STATED PROBLEM:
Can you rename every "x-tick-label" to "x-axis-tick" throughout the material below and leave everything else unchanged?

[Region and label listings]
[Begin]

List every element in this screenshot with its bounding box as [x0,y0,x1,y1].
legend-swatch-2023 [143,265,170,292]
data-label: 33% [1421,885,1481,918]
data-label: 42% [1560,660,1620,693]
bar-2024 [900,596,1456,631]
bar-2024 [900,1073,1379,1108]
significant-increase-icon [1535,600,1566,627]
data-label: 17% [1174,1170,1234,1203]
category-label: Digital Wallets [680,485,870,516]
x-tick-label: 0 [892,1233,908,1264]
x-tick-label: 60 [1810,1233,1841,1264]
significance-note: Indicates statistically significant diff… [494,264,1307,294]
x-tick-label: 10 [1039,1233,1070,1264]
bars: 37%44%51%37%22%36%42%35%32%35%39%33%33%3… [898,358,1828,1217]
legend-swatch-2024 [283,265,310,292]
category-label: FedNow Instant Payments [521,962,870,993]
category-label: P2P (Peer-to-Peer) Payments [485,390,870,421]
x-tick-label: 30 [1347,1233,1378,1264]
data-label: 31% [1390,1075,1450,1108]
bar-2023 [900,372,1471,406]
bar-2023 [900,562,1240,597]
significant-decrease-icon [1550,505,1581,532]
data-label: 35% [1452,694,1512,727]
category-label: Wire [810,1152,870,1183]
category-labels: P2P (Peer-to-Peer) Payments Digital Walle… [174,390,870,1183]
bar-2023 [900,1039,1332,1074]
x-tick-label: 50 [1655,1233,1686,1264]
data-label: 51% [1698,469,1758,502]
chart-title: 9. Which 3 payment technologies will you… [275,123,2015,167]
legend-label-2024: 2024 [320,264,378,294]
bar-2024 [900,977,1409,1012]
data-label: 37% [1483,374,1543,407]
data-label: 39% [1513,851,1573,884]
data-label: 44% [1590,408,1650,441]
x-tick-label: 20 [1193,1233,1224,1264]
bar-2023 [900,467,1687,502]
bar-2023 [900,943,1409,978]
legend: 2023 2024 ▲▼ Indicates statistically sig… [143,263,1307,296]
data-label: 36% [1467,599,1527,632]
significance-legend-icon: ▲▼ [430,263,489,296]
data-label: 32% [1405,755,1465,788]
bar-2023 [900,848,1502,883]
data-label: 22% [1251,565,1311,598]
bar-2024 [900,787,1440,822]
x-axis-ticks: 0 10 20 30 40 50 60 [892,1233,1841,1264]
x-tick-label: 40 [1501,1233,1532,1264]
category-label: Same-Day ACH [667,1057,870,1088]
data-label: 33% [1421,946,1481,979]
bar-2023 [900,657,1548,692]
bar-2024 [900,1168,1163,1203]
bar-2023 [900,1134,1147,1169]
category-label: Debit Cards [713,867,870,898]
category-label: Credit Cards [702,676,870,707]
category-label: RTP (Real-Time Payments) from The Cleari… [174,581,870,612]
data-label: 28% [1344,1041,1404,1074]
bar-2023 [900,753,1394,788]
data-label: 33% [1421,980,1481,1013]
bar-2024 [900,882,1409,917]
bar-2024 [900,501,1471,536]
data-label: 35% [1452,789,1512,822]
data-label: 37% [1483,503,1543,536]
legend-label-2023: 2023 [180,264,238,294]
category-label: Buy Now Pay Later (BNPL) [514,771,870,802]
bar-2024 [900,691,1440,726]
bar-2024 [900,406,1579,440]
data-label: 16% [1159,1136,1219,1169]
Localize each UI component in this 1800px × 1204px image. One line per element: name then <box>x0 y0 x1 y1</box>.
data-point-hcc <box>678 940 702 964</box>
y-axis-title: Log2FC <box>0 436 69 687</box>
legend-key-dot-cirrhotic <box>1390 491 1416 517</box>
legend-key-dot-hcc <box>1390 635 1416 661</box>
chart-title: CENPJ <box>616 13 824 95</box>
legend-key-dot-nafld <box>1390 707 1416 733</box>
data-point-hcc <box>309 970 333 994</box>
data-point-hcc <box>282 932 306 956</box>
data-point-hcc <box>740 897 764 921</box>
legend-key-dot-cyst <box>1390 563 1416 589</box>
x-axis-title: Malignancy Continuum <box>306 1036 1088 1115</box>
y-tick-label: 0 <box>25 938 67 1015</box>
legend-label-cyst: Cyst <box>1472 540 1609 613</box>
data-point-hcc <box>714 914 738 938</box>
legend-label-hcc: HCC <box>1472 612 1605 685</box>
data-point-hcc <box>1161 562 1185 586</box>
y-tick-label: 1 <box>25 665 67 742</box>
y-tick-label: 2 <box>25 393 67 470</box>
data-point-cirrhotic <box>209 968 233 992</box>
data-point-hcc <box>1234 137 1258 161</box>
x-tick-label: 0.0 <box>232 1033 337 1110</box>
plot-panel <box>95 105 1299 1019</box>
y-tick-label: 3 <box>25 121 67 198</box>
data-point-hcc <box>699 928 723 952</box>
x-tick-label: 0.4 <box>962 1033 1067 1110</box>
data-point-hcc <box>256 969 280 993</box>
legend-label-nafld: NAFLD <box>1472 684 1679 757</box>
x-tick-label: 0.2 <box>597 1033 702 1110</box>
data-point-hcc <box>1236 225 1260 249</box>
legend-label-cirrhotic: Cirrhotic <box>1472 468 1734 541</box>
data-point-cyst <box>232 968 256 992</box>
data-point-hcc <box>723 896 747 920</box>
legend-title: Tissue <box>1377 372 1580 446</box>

[End]

FINISHED TASK:
List every element in this screenshot with its bounding box as [x0,y0,x1,y1].
legend-swatch-2023 [143,265,170,292]
data-label: 33% [1421,885,1481,918]
data-label: 42% [1560,660,1620,693]
bar-2024 [900,596,1456,631]
bar-2024 [900,1073,1379,1108]
significant-increase-icon [1535,600,1566,627]
data-label: 17% [1174,1170,1234,1203]
category-label: Digital Wallets [680,485,870,516]
x-axis-tick: 0 [892,1233,908,1264]
x-axis-tick: 60 [1810,1233,1841,1264]
significance-note: Indicates statistically significant diff… [494,264,1307,294]
x-axis-tick: 10 [1039,1233,1070,1264]
bars: 37%44%51%37%22%36%42%35%32%35%39%33%33%3… [898,358,1828,1217]
legend-swatch-2024 [283,265,310,292]
category-label: FedNow Instant Payments [521,962,870,993]
category-label: P2P (Peer-to-Peer) Payments [485,390,870,421]
x-axis-tick: 30 [1347,1233,1378,1264]
data-label: 31% [1390,1075,1450,1108]
bar-2023 [900,372,1471,406]
bar-2023 [900,562,1240,597]
significant-decrease-icon [1550,505,1581,532]
data-label: 35% [1452,694,1512,727]
category-label: Wire [810,1152,870,1183]
category-labels: P2P (Peer-to-Peer) Payments Digital Walle… [174,390,870,1183]
bar-2023 [900,1039,1332,1074]
x-axis-tick: 50 [1655,1233,1686,1264]
data-label: 51% [1698,469,1758,502]
chart-title: 9. Which 3 payment technologies will you… [275,123,2015,167]
legend-label-2024: 2024 [320,264,378,294]
bar-2024 [900,977,1409,1012]
data-label: 37% [1483,374,1543,407]
data-label: 39% [1513,851,1573,884]
data-label: 44% [1590,408,1650,441]
x-axis-tick: 20 [1193,1233,1224,1264]
bar-2023 [900,467,1687,502]
bar-2023 [900,943,1409,978]
legend: 2023 2024 ▲▼ Indicates statistically sig… [143,263,1307,296]
data-label: 36% [1467,599,1527,632]
significance-legend-icon: ▲▼ [430,263,489,296]
data-label: 32% [1405,755,1465,788]
bar-2023 [900,848,1502,883]
data-label: 22% [1251,565,1311,598]
bar-2024 [900,787,1440,822]
x-axis-ticks: 0 10 20 30 40 50 60 [892,1233,1841,1264]
x-axis-tick: 40 [1501,1233,1532,1264]
category-label: Same-Day ACH [667,1057,870,1088]
data-label: 33% [1421,946,1481,979]
bar-2023 [900,657,1548,692]
bar-2024 [900,1168,1163,1203]
bar-2023 [900,1134,1147,1169]
category-label: Debit Cards [713,867,870,898]
category-label: Credit Cards [702,676,870,707]
category-label: RTP (Real-Time Payments) from The Cleari… [174,581,870,612]
data-label: 28% [1344,1041,1404,1074]
bar-2023 [900,753,1394,788]
data-label: 33% [1421,980,1481,1013]
bar-2024 [900,882,1409,917]
bar-2024 [900,501,1471,536]
data-label: 35% [1452,789,1512,822]
data-label: 37% [1483,503,1543,536]
legend-label-2023: 2023 [180,264,238,294]
category-label: Buy Now Pay Later (BNPL) [514,771,870,802]
bar-2024 [900,691,1440,726]
bar-2024 [900,406,1579,440]
data-label: 16% [1159,1136,1219,1169]
Localize each UI component in this 1800px × 1204px image. One line per element: name then <box>x0 y0 x1 y1</box>.
data-point-hcc <box>678 940 702 964</box>
y-axis-title: Log2FC <box>0 436 69 687</box>
legend-key-dot-cirrhotic <box>1390 491 1416 517</box>
legend-key-dot-hcc <box>1390 635 1416 661</box>
chart-title: CENPJ <box>616 13 824 95</box>
legend-key-dot-nafld <box>1390 707 1416 733</box>
data-point-hcc <box>309 970 333 994</box>
data-point-hcc <box>282 932 306 956</box>
data-point-hcc <box>740 897 764 921</box>
legend-key-dot-cyst <box>1390 563 1416 589</box>
x-axis-title: Malignancy Continuum <box>306 1036 1088 1115</box>
y-tick-label: 0 <box>25 938 67 1015</box>
legend-label-cyst: Cyst <box>1472 540 1609 613</box>
data-point-hcc <box>714 914 738 938</box>
legend-label-hcc: HCC <box>1472 612 1605 685</box>
data-point-hcc <box>1161 562 1185 586</box>
y-tick-label: 1 <box>25 665 67 742</box>
y-tick-label: 2 <box>25 393 67 470</box>
data-point-cirrhotic <box>209 968 233 992</box>
data-point-hcc <box>1234 137 1258 161</box>
x-axis-tick: 0.0 <box>232 1033 337 1110</box>
plot-panel <box>95 105 1299 1019</box>
y-tick-label: 3 <box>25 121 67 198</box>
data-point-hcc <box>699 928 723 952</box>
x-axis-tick: 0.4 <box>962 1033 1067 1110</box>
data-point-hcc <box>256 969 280 993</box>
legend-label-nafld: NAFLD <box>1472 684 1679 757</box>
x-axis-tick: 0.2 <box>597 1033 702 1110</box>
data-point-hcc <box>1236 225 1260 249</box>
legend-label-cirrhotic: Cirrhotic <box>1472 468 1734 541</box>
data-point-cyst <box>232 968 256 992</box>
data-point-hcc <box>723 896 747 920</box>
legend-title: Tissue <box>1377 372 1580 446</box>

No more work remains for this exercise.